What you need to do: Give back all the data exactly, line by line.

◇ ◇ ◇

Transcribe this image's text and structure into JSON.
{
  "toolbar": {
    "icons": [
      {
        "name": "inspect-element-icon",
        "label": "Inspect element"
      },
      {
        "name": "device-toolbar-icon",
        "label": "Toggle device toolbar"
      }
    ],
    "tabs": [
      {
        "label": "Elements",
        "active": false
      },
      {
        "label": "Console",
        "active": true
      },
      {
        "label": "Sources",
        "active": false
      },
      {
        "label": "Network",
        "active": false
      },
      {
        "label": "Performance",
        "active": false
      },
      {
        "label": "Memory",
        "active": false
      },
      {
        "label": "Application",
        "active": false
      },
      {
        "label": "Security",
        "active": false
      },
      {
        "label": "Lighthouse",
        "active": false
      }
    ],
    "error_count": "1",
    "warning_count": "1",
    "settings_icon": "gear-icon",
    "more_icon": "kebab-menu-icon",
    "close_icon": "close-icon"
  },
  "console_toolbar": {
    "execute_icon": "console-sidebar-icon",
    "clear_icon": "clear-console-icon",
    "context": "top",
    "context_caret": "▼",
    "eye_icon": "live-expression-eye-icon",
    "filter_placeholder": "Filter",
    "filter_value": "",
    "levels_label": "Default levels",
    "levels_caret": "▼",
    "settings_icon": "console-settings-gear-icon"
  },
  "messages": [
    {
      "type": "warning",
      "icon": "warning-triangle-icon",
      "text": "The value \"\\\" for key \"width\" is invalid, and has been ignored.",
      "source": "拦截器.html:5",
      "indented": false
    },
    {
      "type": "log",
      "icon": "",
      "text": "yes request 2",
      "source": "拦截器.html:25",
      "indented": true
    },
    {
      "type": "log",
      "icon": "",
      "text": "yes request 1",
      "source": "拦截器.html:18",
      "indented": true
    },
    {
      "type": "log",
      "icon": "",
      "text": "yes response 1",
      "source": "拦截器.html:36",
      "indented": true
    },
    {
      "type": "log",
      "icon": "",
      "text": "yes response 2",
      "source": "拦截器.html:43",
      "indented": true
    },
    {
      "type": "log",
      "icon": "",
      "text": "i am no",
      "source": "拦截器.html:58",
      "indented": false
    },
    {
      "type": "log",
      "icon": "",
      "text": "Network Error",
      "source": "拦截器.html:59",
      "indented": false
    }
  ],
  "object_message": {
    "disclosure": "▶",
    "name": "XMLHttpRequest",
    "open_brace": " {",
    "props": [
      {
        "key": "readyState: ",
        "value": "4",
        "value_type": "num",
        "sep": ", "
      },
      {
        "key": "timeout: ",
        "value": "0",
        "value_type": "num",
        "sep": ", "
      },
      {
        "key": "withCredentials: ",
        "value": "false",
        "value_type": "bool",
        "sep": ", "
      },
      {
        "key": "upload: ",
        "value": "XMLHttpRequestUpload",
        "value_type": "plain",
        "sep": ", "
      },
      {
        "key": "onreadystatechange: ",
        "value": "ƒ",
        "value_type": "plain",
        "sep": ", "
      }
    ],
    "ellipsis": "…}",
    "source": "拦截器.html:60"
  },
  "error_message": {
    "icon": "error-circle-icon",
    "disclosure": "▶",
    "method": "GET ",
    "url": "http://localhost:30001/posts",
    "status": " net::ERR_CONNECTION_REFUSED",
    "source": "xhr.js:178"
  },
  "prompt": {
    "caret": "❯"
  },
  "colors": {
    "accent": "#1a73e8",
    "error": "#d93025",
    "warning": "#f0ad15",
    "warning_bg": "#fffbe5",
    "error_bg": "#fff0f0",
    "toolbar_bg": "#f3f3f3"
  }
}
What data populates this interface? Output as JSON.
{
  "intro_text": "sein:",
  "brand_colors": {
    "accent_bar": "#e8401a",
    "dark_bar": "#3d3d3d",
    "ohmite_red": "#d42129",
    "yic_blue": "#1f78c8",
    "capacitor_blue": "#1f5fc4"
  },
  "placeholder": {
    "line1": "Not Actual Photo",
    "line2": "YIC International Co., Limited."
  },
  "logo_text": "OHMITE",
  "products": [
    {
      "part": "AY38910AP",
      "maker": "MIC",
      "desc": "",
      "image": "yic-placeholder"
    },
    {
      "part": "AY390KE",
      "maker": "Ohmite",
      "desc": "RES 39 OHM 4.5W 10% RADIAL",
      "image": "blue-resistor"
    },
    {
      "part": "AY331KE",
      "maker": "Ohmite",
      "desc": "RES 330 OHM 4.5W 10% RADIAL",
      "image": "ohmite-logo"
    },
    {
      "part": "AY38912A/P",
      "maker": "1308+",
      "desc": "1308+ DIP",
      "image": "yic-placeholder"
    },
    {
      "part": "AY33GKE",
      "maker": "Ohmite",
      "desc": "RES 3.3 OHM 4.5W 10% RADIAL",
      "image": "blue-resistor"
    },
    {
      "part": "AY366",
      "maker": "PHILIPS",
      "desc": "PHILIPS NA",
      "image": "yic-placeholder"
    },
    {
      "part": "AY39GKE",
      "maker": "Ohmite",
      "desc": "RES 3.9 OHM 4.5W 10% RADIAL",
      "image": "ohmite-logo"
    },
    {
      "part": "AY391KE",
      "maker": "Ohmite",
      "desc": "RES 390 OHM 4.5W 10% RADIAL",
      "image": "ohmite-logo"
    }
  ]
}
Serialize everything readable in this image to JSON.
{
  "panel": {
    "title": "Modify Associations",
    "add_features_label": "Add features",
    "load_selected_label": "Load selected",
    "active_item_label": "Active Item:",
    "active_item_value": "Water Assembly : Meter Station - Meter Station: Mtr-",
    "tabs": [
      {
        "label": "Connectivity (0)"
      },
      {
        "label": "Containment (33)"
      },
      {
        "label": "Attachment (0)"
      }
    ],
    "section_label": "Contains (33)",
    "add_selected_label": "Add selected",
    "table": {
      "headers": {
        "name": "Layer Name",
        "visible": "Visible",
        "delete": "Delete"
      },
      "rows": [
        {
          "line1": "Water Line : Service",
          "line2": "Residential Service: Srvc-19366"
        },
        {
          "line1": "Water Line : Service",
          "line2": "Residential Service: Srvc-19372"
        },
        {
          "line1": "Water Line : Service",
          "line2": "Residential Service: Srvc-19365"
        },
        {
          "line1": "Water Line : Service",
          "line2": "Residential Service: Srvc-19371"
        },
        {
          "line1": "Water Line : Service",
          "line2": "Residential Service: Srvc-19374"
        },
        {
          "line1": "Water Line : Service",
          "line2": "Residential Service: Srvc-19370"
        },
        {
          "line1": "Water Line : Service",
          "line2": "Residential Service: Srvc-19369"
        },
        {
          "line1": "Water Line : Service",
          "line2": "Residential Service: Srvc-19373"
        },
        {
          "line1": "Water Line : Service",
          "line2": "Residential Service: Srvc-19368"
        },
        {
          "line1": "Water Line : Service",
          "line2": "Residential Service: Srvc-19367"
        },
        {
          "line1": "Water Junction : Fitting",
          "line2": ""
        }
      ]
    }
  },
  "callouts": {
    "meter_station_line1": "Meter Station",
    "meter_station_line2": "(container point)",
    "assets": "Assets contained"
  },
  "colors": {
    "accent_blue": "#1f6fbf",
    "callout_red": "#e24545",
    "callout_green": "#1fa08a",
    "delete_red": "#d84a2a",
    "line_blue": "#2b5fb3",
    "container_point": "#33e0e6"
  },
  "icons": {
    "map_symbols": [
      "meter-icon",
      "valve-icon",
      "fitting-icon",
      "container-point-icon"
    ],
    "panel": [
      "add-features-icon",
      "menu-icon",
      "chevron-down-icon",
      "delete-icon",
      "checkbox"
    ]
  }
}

◇ ◇ ◇

Exercise solution:
Transcribe this image's text and structure into JSON.
{
  "toolbar": {
    "icons": [
      {
        "name": "inspect-element-icon",
        "label": "Inspect element"
      },
      {
        "name": "device-toolbar-icon",
        "label": "Toggle device toolbar"
      }
    ],
    "tabs": [
      {
        "label": "Elements",
        "active": false
      },
      {
        "label": "Console",
        "active": true
      },
      {
        "label": "Sources",
        "active": false
      },
      {
        "label": "Network",
        "active": false
      },
      {
        "label": "Performance",
        "active": false
      },
      {
        "label": "Memory",
        "active": false
      },
      {
        "label": "Application",
        "active": false
      },
      {
        "label": "Security",
        "active": false
      },
      {
        "label": "Lighthouse",
        "active": false
      }
    ],
    "error_count": "1",
    "warning_count": "1",
    "settings_icon": "gear-icon",
    "more_icon": "kebab-menu-icon",
    "close_icon": "close-icon"
  },
  "console_toolbar": {
    "execute_icon": "console-sidebar-icon",
    "clear_icon": "clear-console-icon",
    "context": "top",
    "context_caret": "▼",
    "eye_icon": "live-expression-eye-icon",
    "filter_placeholder": "Filter",
    "filter_value": "",
    "levels_label": "Default levels",
    "levels_caret": "▼",
    "settings_icon": "console-settings-gear-icon"
  },
  "messages": [
    {
      "type": "warning",
      "icon": "warning-triangle-icon",
      "text": "The value \"\\\" for key \"width\" is invalid, and has been ignored.",
      "source": "拦截器.html:5",
      "indented": false
    },
    {
      "type": "log",
      "icon": "",
      "text": "yes request 2",
      "source": "拦截器.html:25",
      "indented": true
    },
    {
      "type": "log",
      "icon": "",
      "text": "yes request 1",
      "source": "拦截器.html:18",
      "indented": true
    },
    {
      "type": "log",
      "icon": "",
      "text": "yes response 1",
      "source": "拦截器.html:36",
      "indented": true
    },
    {
      "type": "log",
      "icon": "",
      "text": "yes response 2",
      "source": "拦截器.html:43",
      "indented": true
    },
    {
      "type": "log",
      "icon": "",
      "text": "i am no",
      "source": "拦截器.html:58",
      "indented": false
    },
    {
      "type": "log",
      "icon": "",
      "text": "Network Error",
      "source": "拦截器.html:59",
      "indented": false
    }
  ],
  "object_message": {
    "disclosure": "▶",
    "name": "XMLHttpRequest",
    "open_brace": " {",
    "props": [
      {
        "key": "readyState: ",
        "value": "4",
        "value_type": "num",
        "sep": ", "
      },
      {
        "key": "timeout: ",
        "value": "0",
        "value_type": "num",
        "sep": ", "
      },
      {
        "key": "withCredentials: ",
        "value": "false",
        "value_type": "bool",
        "sep": ", "
      },
      {
        "key": "upload: ",
        "value": "XMLHttpRequestUpload",
        "value_type": "plain",
        "sep": ", "
      },
      {
        "key": "onreadystatechange: ",
        "value": "ƒ",
        "value_type": "plain",
        "sep": ", "
      }
    ],
    "ellipsis": "…}",
    "source": "拦截器.html:60"
  },
  "error_message": {
    "icon": "error-circle-icon",
    "disclosure": "▶",
    "method": "GET ",
    "url": "http://localhost:30001/posts",
    "status": " net::ERR_CONNECTION_REFUSED",
    "source": "xhr.js:178"
  },
  "prompt": {
    "caret": "❯"
  },
  "colors": {
    "accent": "#1a73e8",
    "error": "#d93025",
    "warning": "#f0ad15",
    "warning_bg": "#fffbe5",
    "error_bg": "#fff0f0",
    "toolbar_bg": "#f3f3f3"
  }
}
What data populates this interface? Output as JSON.
{
  "intro_text": "sein:",
  "brand_colors": {
    "accent_bar": "#e8401a",
    "dark_bar": "#3d3d3d",
    "ohmite_red": "#d42129",
    "yic_blue": "#1f78c8",
    "capacitor_blue": "#1f5fc4"
  },
  "placeholder": {
    "line1": "Not Actual Photo",
    "line2": "YIC International Co., Limited."
  },
  "logo_text": "OHMITE",
  "products": [
    {
      "part": "AY38910AP",
      "maker": "MIC",
      "desc": "",
      "image": "yic-placeholder"
    },
    {
      "part": "AY390KE",
      "maker": "Ohmite",
      "desc": "RES 39 OHM 4.5W 10% RADIAL",
      "image": "blue-resistor"
    },
    {
      "part": "AY331KE",
      "maker": "Ohmite",
      "desc": "RES 330 OHM 4.5W 10% RADIAL",
      "image": "ohmite-logo"
    },
    {
      "part": "AY38912A/P",
      "maker": "1308+",
      "desc": "1308+ DIP",
      "image": "yic-placeholder"
    },
    {
      "part": "AY33GKE",
      "maker": "Ohmite",
      "desc": "RES 3.3 OHM 4.5W 10% RADIAL",
      "image": "blue-resistor"
    },
    {
      "part": "AY366",
      "maker": "PHILIPS",
      "desc": "PHILIPS NA",
      "image": "yic-placeholder"
    },
    {
      "part": "AY39GKE",
      "maker": "Ohmite",
      "desc": "RES 3.9 OHM 4.5W 10% RADIAL",
      "image": "ohmite-logo"
    },
    {
      "part": "AY391KE",
      "maker": "Ohmite",
      "desc": "RES 390 OHM 4.5W 10% RADIAL",
      "image": "ohmite-logo"
    }
  ]
}
Serialize everything readable in this image to JSON.
{
  "panel": {
    "title": "Modify Associations",
    "add_features_label": "Add features",
    "load_selected_label": "Load selected",
    "active_item_label": "Active Item:",
    "active_item_value": "Water Assembly : Meter Station - Meter Station: Mtr-",
    "tabs": [
      {
        "label": "Connectivity (0)"
      },
      {
        "label": "Containment (33)"
      },
      {
        "label": "Attachment (0)"
      }
    ],
    "section_label": "Contains (33)",
    "add_selected_label": "Add selected",
    "table": {
      "headers": {
        "name": "Layer Name",
        "visible": "Visible",
        "delete": "Delete"
      },
      "rows": [
        {
          "line1": "Water Line : Service",
          "line2": "Residential Service: Srvc-19366"
        },
        {
          "line1": "Water Line : Service",
          "line2": "Residential Service: Srvc-19372"
        },
        {
          "line1": "Water Line : Service",
          "line2": "Residential Service: Srvc-19365"
        },
        {
          "line1": "Water Line : Service",
          "line2": "Residential Service: Srvc-19371"
        },
        {
          "line1": "Water Line : Service",
          "line2": "Residential Service: Srvc-19374"
        },
        {
          "line1": "Water Line : Service",
          "line2": "Residential Service: Srvc-19370"
        },
        {
          "line1": "Water Line : Service",
          "line2": "Residential Service: Srvc-19369"
        },
        {
          "line1": "Water Line : Service",
          "line2": "Residential Service: Srvc-19373"
        },
        {
          "line1": "Water Line : Service",
          "line2": "Residential Service: Srvc-19368"
        },
        {
          "line1": "Water Line : Service",
          "line2": "Residential Service: Srvc-19367"
        },
        {
          "line1": "Water Junction : Fitting",
          "line2": ""
        }
      ]
    }
  },
  "callouts": {
    "meter_station_line1": "Meter Station",
    "meter_station_line2": "(container point)",
    "assets": "Assets contained"
  },
  "colors": {
    "accent_blue": "#1f6fbf",
    "callout_red": "#e24545",
    "callout_green": "#1fa08a",
    "delete_red": "#d84a2a",
    "line_blue": "#2b5fb3",
    "container_point": "#33e0e6"
  },
  "icons": {
    "map_symbols": [
      "meter-icon",
      "valve-icon",
      "fitting-icon",
      "container-point-icon"
    ],
    "panel": [
      "add-features-icon",
      "menu-icon",
      "chevron-down-icon",
      "delete-icon",
      "checkbox"
    ]
  }
}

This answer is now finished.